===== Provided data =====

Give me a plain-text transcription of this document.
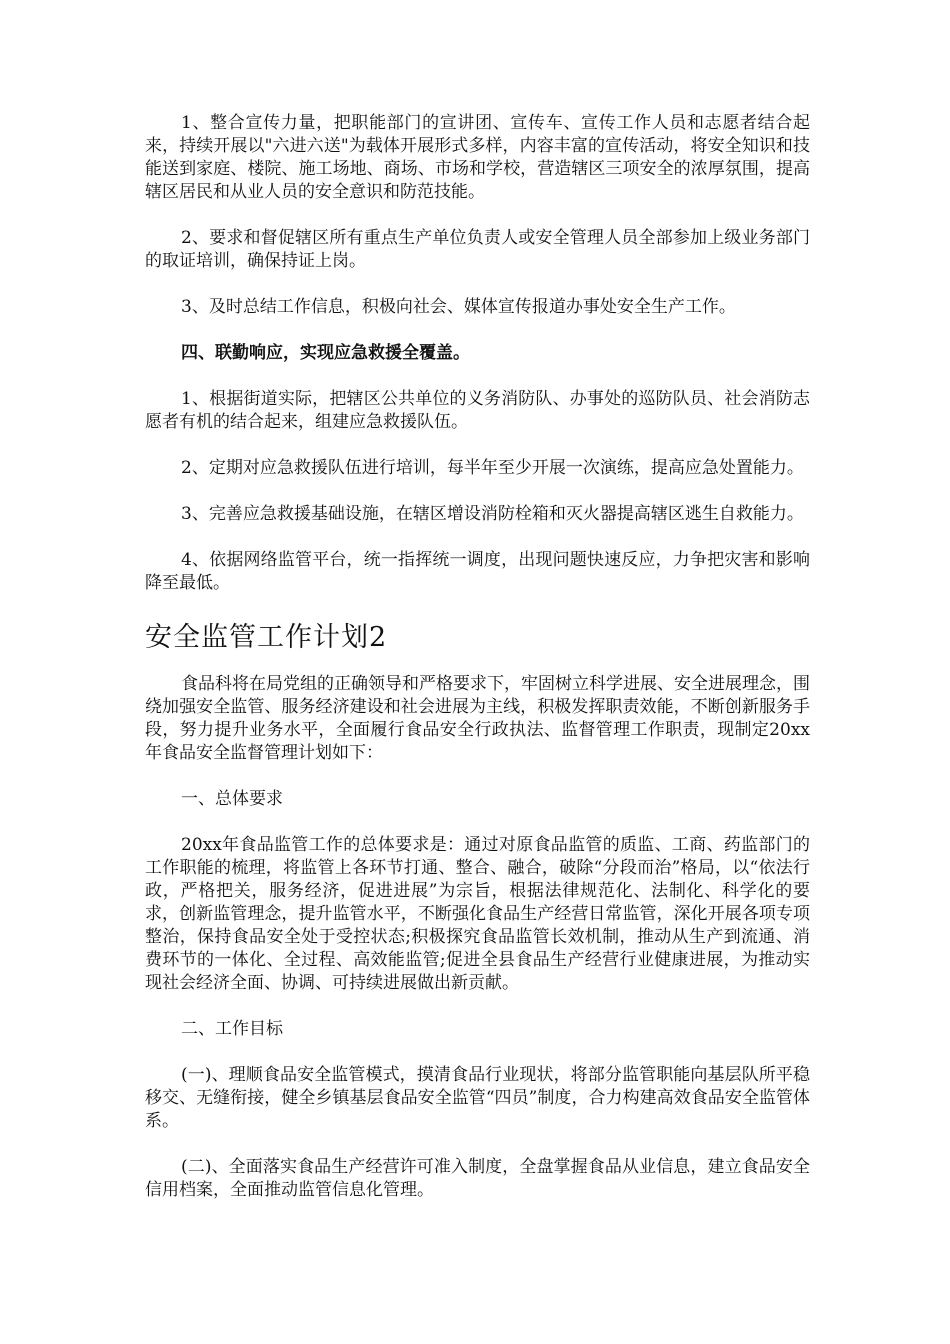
1、整合宣传力量，把职能部门的宣讲团、宣传车、宣传工作人员和志愿者结合起来，持续开展以"六进六送"为载体开展形式多样，内容丰富的宣传活动，将安全知识和技能送到家庭、楼院、施工场地、商场、市场和学校，营造辖区三项安全的浓厚氛围，提高辖区居民和从业人员的安全意识和防范技能。

2、要求和督促辖区所有重点生产单位负责人或安全管理人员全部参加上级业务部门的取证培训，确保持证上岗。

3、及时总结工作信息，积极向社会、媒体宣传报道办事处安全生产工作。

四、联勤响应，实现应急救援全覆盖。

1、根据街道实际，把辖区公共单位的义务消防队、办事处的巡防队员、社会消防志愿者有机的结合起来，组建应急救援队伍。

2、定期对应急救援队伍进行培训，每半年至少开展一次演练，提高应急处置能力。

3、完善应急救援基础设施，在辖区增设消防栓箱和灭火器提高辖区逃生自救能力。

4、依据网络监管平台，统一指挥统一调度，出现问题快速反应，力争把灾害和影响降至最低。

安全监管工作计划2

食品科将在局党组的正确领导和严格要求下，牢固树立科学进展、安全进展理念，围绕加强安全监管、服务经济建设和社会进展为主线，积极发挥职责效能，不断创新服务手段，努力提升业务水平，全面履行食品安全行政执法、监督管理工作职责，现制定20xx年食品安全监督管理计划如下：

一、总体要求

20xx年食品监管工作的总体要求是：通过对原食品监管的质监、工商、药监部门的工作职能的梳理，将监管上各环节打通、整合、融合，破除“分段而治”格局，以“依法行政，严格把关，服务经济，促进进展”为宗旨，根据法律规范化、法制化、科学化的要求，创新监管理念，提升监管水平，不断强化食品生产经营日常监管，深化开展各项专项整治，保持食品安全处于受控状态;积极探究食品监管长效机制，推动从生产到流通、消费环节的一体化、全过程、高效能监管;促进全县食品生产经营行业健康进展，为推动实现社会经济全面、协调、可持续进展做出新贡献。

二、工作目标

(一)、理顺食品安全监管模式，摸清食品行业现状，将部分监管职能向基层队所平稳移交、无缝衔接，健全乡镇基层食品安全监管“四员”制度，合力构建高效食品安全监管体系。

(二)、全面落实食品生产经营许可准入制度，全盘掌握食品从业信息，建立食品安全信用档案，全面推动监管信息化管理。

=====

▶ Short task:
Return to the listing above and set it down exactly, leaving out its pictures.

▶ Result of this exercise:
Give me a plain-text transcription of this document.
1、整合宣传力量，把职能部门的宣讲团、宣传车、宣传工作人员和志愿者结合起来，持续开展以"六进六送"为载体开展形式多样，内容丰富的宣传活动，将安全知识和技能送到家庭、楼院、施工场地、商场、市场和学校，营造辖区三项安全的浓厚氛围，提高辖区居民和从业人员的安全意识和防范技能。

2、要求和督促辖区所有重点生产单位负责人或安全管理人员全部参加上级业务部门的取证培训，确保持证上岗。

3、及时总结工作信息，积极向社会、媒体宣传报道办事处安全生产工作。

四、联勤响应，实现应急救援全覆盖。

1、根据街道实际，把辖区公共单位的义务消防队、办事处的巡防队员、社会消防志愿者有机的结合起来，组建应急救援队伍。

2、定期对应急救援队伍进行培训，每半年至少开展一次演练，提高应急处置能力。

3、完善应急救援基础设施，在辖区增设消防栓箱和灭火器提高辖区逃生自救能力。

4、依据网络监管平台，统一指挥统一调度，出现问题快速反应，力争把灾害和影响降至最低。

安全监管工作计划2

食品科将在局党组的正确领导和严格要求下，牢固树立科学进展、安全进展理念，围绕加强安全监管、服务经济建设和社会进展为主线，积极发挥职责效能，不断创新服务手段，努力提升业务水平，全面履行食品安全行政执法、监督管理工作职责，现制定20xx年食品安全监督管理计划如下：

一、总体要求

20xx年食品监管工作的总体要求是：通过对原食品监管的质监、工商、药监部门的工作职能的梳理，将监管上各环节打通、整合、融合，破除“分段而治”格局，以“依法行政，严格把关，服务经济，促进进展”为宗旨，根据法律规范化、法制化、科学化的要求，创新监管理念，提升监管水平，不断强化食品生产经营日常监管，深化开展各项专项整治，保持食品安全处于受控状态;积极探究食品监管长效机制，推动从生产到流通、消费环节的一体化、全过程、高效能监管;促进全县食品生产经营行业健康进展，为推动实现社会经济全面、协调、可持续进展做出新贡献。

二、工作目标

(一)、理顺食品安全监管模式，摸清食品行业现状，将部分监管职能向基层队所平稳移交、无缝衔接，健全乡镇基层食品安全监管“四员”制度，合力构建高效食品安全监管体系。

(二)、全面落实食品生产经营许可准入制度，全盘掌握食品从业信息，建立食品安全信用档案，全面推动监管信息化管理。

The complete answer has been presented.